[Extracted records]
● ● ● ● ●
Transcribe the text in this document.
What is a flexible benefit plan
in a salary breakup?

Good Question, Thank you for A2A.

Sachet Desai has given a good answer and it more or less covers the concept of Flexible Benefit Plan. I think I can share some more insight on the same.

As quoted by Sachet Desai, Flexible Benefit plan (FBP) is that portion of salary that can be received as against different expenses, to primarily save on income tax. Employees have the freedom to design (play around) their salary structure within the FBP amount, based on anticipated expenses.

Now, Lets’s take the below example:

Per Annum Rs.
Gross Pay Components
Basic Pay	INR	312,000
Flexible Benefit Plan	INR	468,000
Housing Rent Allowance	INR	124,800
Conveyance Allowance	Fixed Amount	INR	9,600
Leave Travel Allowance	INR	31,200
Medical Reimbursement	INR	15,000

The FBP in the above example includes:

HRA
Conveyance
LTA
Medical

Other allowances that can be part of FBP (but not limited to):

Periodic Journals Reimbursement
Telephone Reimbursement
● ● ● ● ●
§ WRITTEN INSTRUCTION: Check each line above for the string "Desai", then copy the ones that have it.

§ RESPONSE FOR THIS EXERCISE:
Sachet Desai has given a good answer and it more or less covers the concept of Flexible Benefit Plan. I think I can share some more insight on the same.
As quoted by Sachet Desai, Flexible Benefit plan (FBP) is that portion of salary that can be received as against different expenses, to primarily save on income tax. Employees have the freedom to design (play around) their salary structure within the FBP amount, based on anticipated expenses.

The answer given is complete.